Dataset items
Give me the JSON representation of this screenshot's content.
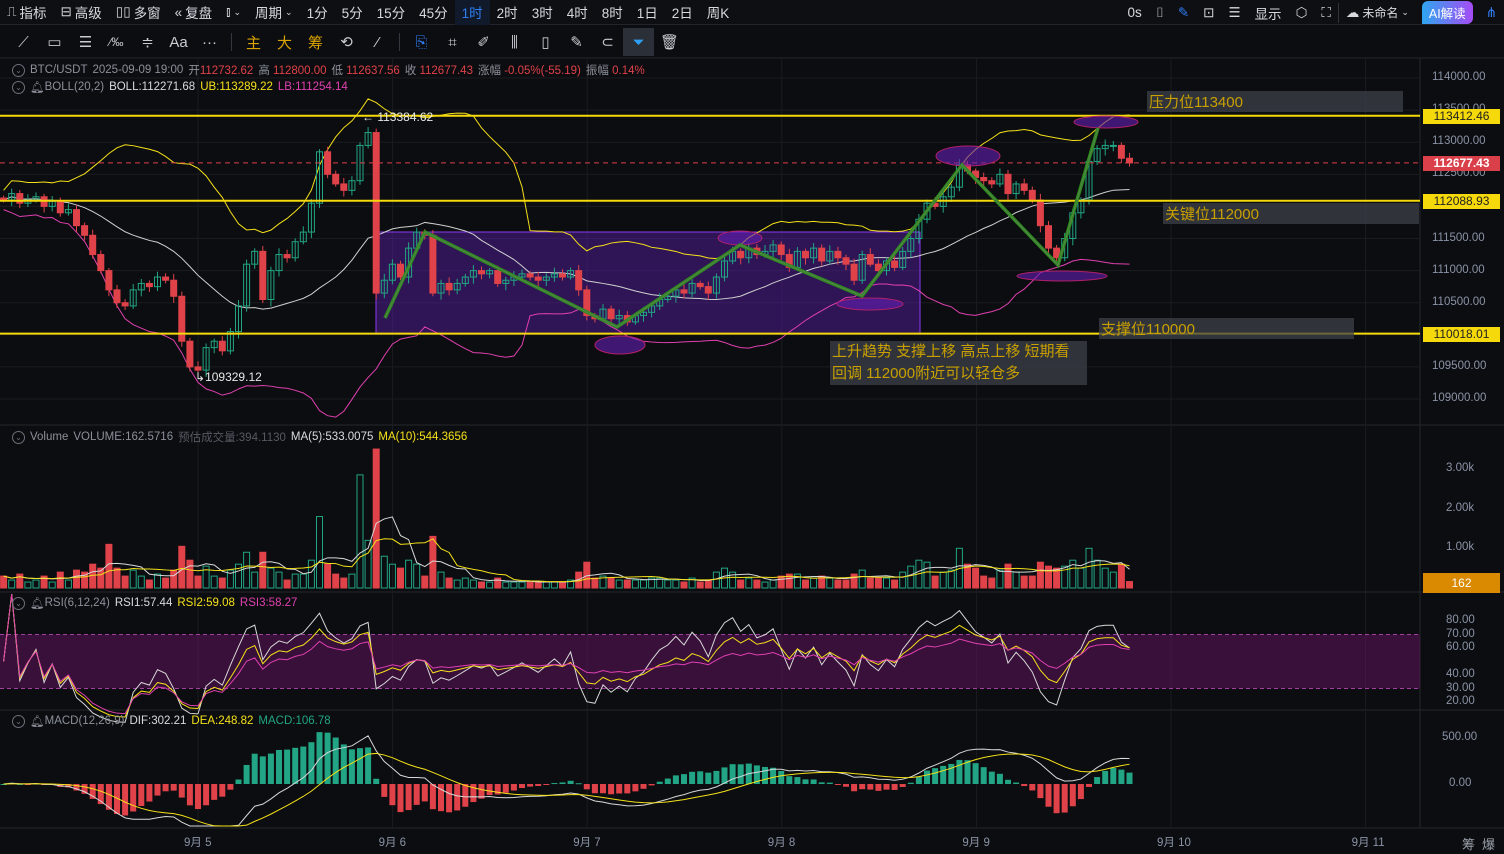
{
  "topbar": {
    "left": [
      {
        "label": "指标",
        "icon": "chart-icon"
      },
      {
        "label": "高级",
        "icon": "layout-icon"
      },
      {
        "label": "多窗",
        "icon": "grid-icon"
      },
      {
        "label": "复盘",
        "icon": "rewind-icon"
      }
    ],
    "chart_type_icon": "candlestick-icon",
    "period_label": "周期",
    "intervals": [
      "1分",
      "5分",
      "15分",
      "45分",
      "1时",
      "2时",
      "3时",
      "4时",
      "8时",
      "1日",
      "2日",
      "周K"
    ],
    "active_interval": "1时",
    "countdown": "0s",
    "display_label": "显示",
    "layout_name": "未命名",
    "ai_label": "AI解读"
  },
  "drawbar": {
    "text_tool": "Aa",
    "more": "···",
    "main": "主",
    "big": "大",
    "chips": "筹"
  },
  "ohlc": {
    "symbol": "BTC/USDT",
    "time": "2025-09-09 19:00",
    "open_label": "开",
    "open": "112732.62",
    "high_label": "高",
    "high": "112800.00",
    "low_label": "低",
    "low": "112637.56",
    "close_label": "收",
    "close": "112677.43",
    "change_label": "涨幅",
    "change": "-0.05%(-55.19)",
    "amp_label": "振幅",
    "amp": "0.14%"
  },
  "boll": {
    "name": "BOLL(20,2)",
    "mid": "BOLL:112271.68",
    "ub": "UB:113289.22",
    "lb": "LB:111254.14"
  },
  "volume": {
    "name": "Volume",
    "value": "VOLUME:162.5716",
    "est_label": "预估成交量",
    "est": ":394.1130",
    "ma5": "MA(5):533.0075",
    "ma10": "MA(10):544.3656"
  },
  "rsi": {
    "name": "RSI(6,12,24)",
    "rsi1": "RSI1:57.44",
    "rsi2": "RSI2:59.08",
    "rsi3": "RSI3:58.27"
  },
  "macd": {
    "name": "MACD(12,26,9)",
    "dif": "DIF:302.21",
    "dea": "DEA:248.82",
    "macd": "MACD:106.78"
  },
  "price_axis": [
    "114000.00",
    "113500.00",
    "113000.00",
    "112500.00",
    "112000.00",
    "111500.00",
    "111000.00",
    "110500.00",
    "110000.00",
    "109500.00",
    "109000.00"
  ],
  "price_tags": {
    "resistance": "113412.46",
    "current": "112677.43",
    "key": "112088.93",
    "support": "110018.01"
  },
  "volume_axis": [
    "3.00k",
    "2.00k",
    "1.00k"
  ],
  "volume_tag": "162",
  "rsi_axis": [
    "80.00",
    "70.00",
    "60.00",
    "40.00",
    "30.00",
    "20.00"
  ],
  "macd_axis": [
    "500.00",
    "0.00"
  ],
  "date_axis": [
    "9月 5",
    "9月 6",
    "9月 7",
    "9月 8",
    "9月 9",
    "9月 10",
    "9月 11"
  ],
  "bottom_right": [
    "筹",
    "爆"
  ],
  "annotations": {
    "resistance": "压力位113400",
    "key": "关键位112000",
    "support": "支撑位110000",
    "comment_line1": "上升趋势 支撑上移 高点上移 短期看",
    "comment_line2": "回调  112000附近可以轻仓多",
    "high_mark": "113384.62",
    "low_mark": "109329.12"
  },
  "colors": {
    "up": "#22a584",
    "down": "#e0424a",
    "boll_mid": "#d0d0d0",
    "boll_ub": "#f5e11a",
    "boll_lb": "#e040b0",
    "level": "#f5d90a",
    "accent": "#2f7ef5"
  },
  "chart_data": {
    "type": "candlestick",
    "interval": "1h",
    "start": "2025-09-04 00:00",
    "closes": [
      112100,
      112200,
      112050,
      112100,
      112150,
      112000,
      112080,
      111900,
      111950,
      111700,
      111550,
      111250,
      111000,
      110700,
      110500,
      110450,
      110700,
      110800,
      110750,
      110900,
      110850,
      110600,
      109900,
      109500,
      109450,
      109800,
      109900,
      109750,
      110050,
      110450,
      111100,
      111300,
      110550,
      111000,
      111250,
      111200,
      111450,
      111600,
      112050,
      112850,
      112500,
      112350,
      112250,
      112400,
      112950,
      113150,
      110650,
      110850,
      111100,
      110900,
      111350,
      111600,
      111550,
      110650,
      110800,
      110700,
      110800,
      110900,
      111000,
      110950,
      111000,
      110800,
      110850,
      110900,
      110950,
      110900,
      110850,
      110900,
      110950,
      110900,
      111000,
      110700,
      110300,
      110250,
      110400,
      110250,
      110300,
      110200,
      110300,
      110350,
      110450,
      110550,
      110600,
      110700,
      110650,
      110800,
      110750,
      110650,
      110900,
      111150,
      111300,
      111200,
      111350,
      111250,
      111300,
      111400,
      111250,
      111050,
      111300,
      111200,
      111350,
      111150,
      111300,
      111200,
      111100,
      110850,
      111250,
      111100,
      111000,
      111150,
      111050,
      111300,
      111500,
      111800,
      112050,
      112000,
      112150,
      112300,
      112650,
      112550,
      112450,
      112400,
      112350,
      112500,
      112200,
      112350,
      112250,
      112100,
      111700,
      111350,
      111200,
      111500,
      111900,
      112100,
      112700,
      112900,
      112950,
      112950,
      112750,
      112677
    ],
    "volumes": [
      300,
      200,
      350,
      150,
      200,
      300,
      150,
      400,
      200,
      450,
      400,
      600,
      500,
      1100,
      500,
      300,
      450,
      300,
      200,
      350,
      250,
      450,
      1050,
      700,
      300,
      550,
      300,
      250,
      450,
      600,
      900,
      400,
      900,
      500,
      400,
      200,
      350,
      350,
      700,
      1800,
      600,
      350,
      250,
      350,
      2850,
      1200,
      3500,
      800,
      600,
      500,
      700,
      600,
      300,
      1300,
      400,
      250,
      200,
      250,
      200,
      150,
      150,
      250,
      150,
      150,
      150,
      150,
      150,
      150,
      150,
      150,
      200,
      400,
      650,
      250,
      300,
      250,
      200,
      200,
      200,
      200,
      250,
      250,
      200,
      200,
      150,
      250,
      150,
      200,
      400,
      500,
      400,
      200,
      250,
      200,
      150,
      200,
      300,
      350,
      350,
      200,
      250,
      300,
      250,
      200,
      200,
      350,
      450,
      250,
      250,
      250,
      200,
      400,
      550,
      700,
      650,
      300,
      400,
      450,
      1000,
      600,
      500,
      300,
      250,
      450,
      600,
      400,
      300,
      300,
      650,
      550,
      500,
      550,
      700,
      500,
      1000,
      700,
      500,
      400,
      600,
      162
    ],
    "price_range": [
      108700,
      114300
    ],
    "levels": [
      113412.46,
      112088.93,
      110018.01
    ],
    "current_price": 112677.43
  }
}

> _Problem_: Strip the images and reproduce the remaining records precisely.

> _Answer to this exercise_:
Give me the JSON representation of this screenshot's content.
{
  "topbar": {
    "left": [
      {
        "label": "指标",
        "icon": "chart-icon"
      },
      {
        "label": "高级",
        "icon": "layout-icon"
      },
      {
        "label": "多窗",
        "icon": "grid-icon"
      },
      {
        "label": "复盘",
        "icon": "rewind-icon"
      }
    ],
    "chart_type_icon": "candlestick-icon",
    "period_label": "周期",
    "intervals": [
      "1分",
      "5分",
      "15分",
      "45分",
      "1时",
      "2时",
      "3时",
      "4时",
      "8时",
      "1日",
      "2日",
      "周K"
    ],
    "active_interval": "1时",
    "countdown": "0s",
    "display_label": "显示",
    "layout_name": "未命名",
    "ai_label": "AI解读"
  },
  "drawbar": {
    "text_tool": "Aa",
    "more": "···",
    "main": "主",
    "big": "大",
    "chips": "筹"
  },
  "ohlc": {
    "symbol": "BTC/USDT",
    "time": "2025-09-09 19:00",
    "open_label": "开",
    "open": "112732.62",
    "high_label": "高",
    "high": "112800.00",
    "low_label": "低",
    "low": "112637.56",
    "close_label": "收",
    "close": "112677.43",
    "change_label": "涨幅",
    "change": "-0.05%(-55.19)",
    "amp_label": "振幅",
    "amp": "0.14%"
  },
  "boll": {
    "name": "BOLL(20,2)",
    "mid": "BOLL:112271.68",
    "ub": "UB:113289.22",
    "lb": "LB:111254.14"
  },
  "volume": {
    "name": "Volume",
    "value": "VOLUME:162.5716",
    "est_label": "预估成交量",
    "est": ":394.1130",
    "ma5": "MA(5):533.0075",
    "ma10": "MA(10):544.3656"
  },
  "rsi": {
    "name": "RSI(6,12,24)",
    "rsi1": "RSI1:57.44",
    "rsi2": "RSI2:59.08",
    "rsi3": "RSI3:58.27"
  },
  "macd": {
    "name": "MACD(12,26,9)",
    "dif": "DIF:302.21",
    "dea": "DEA:248.82",
    "macd": "MACD:106.78"
  },
  "price_axis": [
    "114000.00",
    "113500.00",
    "113000.00",
    "112500.00",
    "112000.00",
    "111500.00",
    "111000.00",
    "110500.00",
    "110000.00",
    "109500.00",
    "109000.00"
  ],
  "price_tags": {
    "resistance": "113412.46",
    "current": "112677.43",
    "key": "112088.93",
    "support": "110018.01"
  },
  "volume_axis": [
    "3.00k",
    "2.00k",
    "1.00k"
  ],
  "volume_tag": "162",
  "rsi_axis": [
    "80.00",
    "70.00",
    "60.00",
    "40.00",
    "30.00",
    "20.00"
  ],
  "macd_axis": [
    "500.00",
    "0.00"
  ],
  "date_axis": [
    "9月 5",
    "9月 6",
    "9月 7",
    "9月 8",
    "9月 9",
    "9月 10",
    "9月 11"
  ],
  "bottom_right": [
    "筹",
    "爆"
  ],
  "annotations": {
    "resistance": "压力位113400",
    "key": "关键位112000",
    "support": "支撑位110000",
    "comment_line1": "上升趋势 支撑上移 高点上移 短期看",
    "comment_line2": "回调  112000附近可以轻仓多",
    "high_mark": "113384.62",
    "low_mark": "109329.12"
  },
  "colors": {
    "up": "#22a584",
    "down": "#e0424a",
    "boll_mid": "#d0d0d0",
    "boll_ub": "#f5e11a",
    "boll_lb": "#e040b0",
    "level": "#f5d90a",
    "accent": "#2f7ef5"
  },
  "chart_data": {
    "type": "candlestick",
    "interval": "1h",
    "start": "2025-09-04 00:00",
    "closes": [
      112100,
      112200,
      112050,
      112100,
      112150,
      112000,
      112080,
      111900,
      111950,
      111700,
      111550,
      111250,
      111000,
      110700,
      110500,
      110450,
      110700,
      110800,
      110750,
      110900,
      110850,
      110600,
      109900,
      109500,
      109450,
      109800,
      109900,
      109750,
      110050,
      110450,
      111100,
      111300,
      110550,
      111000,
      111250,
      111200,
      111450,
      111600,
      112050,
      112850,
      112500,
      112350,
      112250,
      112400,
      112950,
      113150,
      110650,
      110850,
      111100,
      110900,
      111350,
      111600,
      111550,
      110650,
      110800,
      110700,
      110800,
      110900,
      111000,
      110950,
      111000,
      110800,
      110850,
      110900,
      110950,
      110900,
      110850,
      110900,
      110950,
      110900,
      111000,
      110700,
      110300,
      110250,
      110400,
      110250,
      110300,
      110200,
      110300,
      110350,
      110450,
      110550,
      110600,
      110700,
      110650,
      110800,
      110750,
      110650,
      110900,
      111150,
      111300,
      111200,
      111350,
      111250,
      111300,
      111400,
      111250,
      111050,
      111300,
      111200,
      111350,
      111150,
      111300,
      111200,
      111100,
      110850,
      111250,
      111100,
      111000,
      111150,
      111050,
      111300,
      111500,
      111800,
      112050,
      112000,
      112150,
      112300,
      112650,
      112550,
      112450,
      112400,
      112350,
      112500,
      112200,
      112350,
      112250,
      112100,
      111700,
      111350,
      111200,
      111500,
      111900,
      112100,
      112700,
      112900,
      112950,
      112950,
      112750,
      112677
    ],
    "volumes": [
      300,
      200,
      350,
      150,
      200,
      300,
      150,
      400,
      200,
      450,
      400,
      600,
      500,
      1100,
      500,
      300,
      450,
      300,
      200,
      350,
      250,
      450,
      1050,
      700,
      300,
      550,
      300,
      250,
      450,
      600,
      900,
      400,
      900,
      500,
      400,
      200,
      350,
      350,
      700,
      1800,
      600,
      350,
      250,
      350,
      2850,
      1200,
      3500,
      800,
      600,
      500,
      700,
      600,
      300,
      1300,
      400,
      250,
      200,
      250,
      200,
      150,
      150,
      250,
      150,
      150,
      150,
      150,
      150,
      150,
      150,
      150,
      200,
      400,
      650,
      250,
      300,
      250,
      200,
      200,
      200,
      200,
      250,
      250,
      200,
      200,
      150,
      250,
      150,
      200,
      400,
      500,
      400,
      200,
      250,
      200,
      150,
      200,
      300,
      350,
      350,
      200,
      250,
      300,
      250,
      200,
      200,
      350,
      450,
      250,
      250,
      250,
      200,
      400,
      550,
      700,
      650,
      300,
      400,
      450,
      1000,
      600,
      500,
      300,
      250,
      450,
      600,
      400,
      300,
      300,
      650,
      550,
      500,
      550,
      700,
      500,
      1000,
      700,
      500,
      400,
      600,
      162
    ],
    "price_range": [
      108700,
      114300
    ],
    "levels": [
      113412.46,
      112088.93,
      110018.01
    ],
    "current_price": 112677.43
  }
}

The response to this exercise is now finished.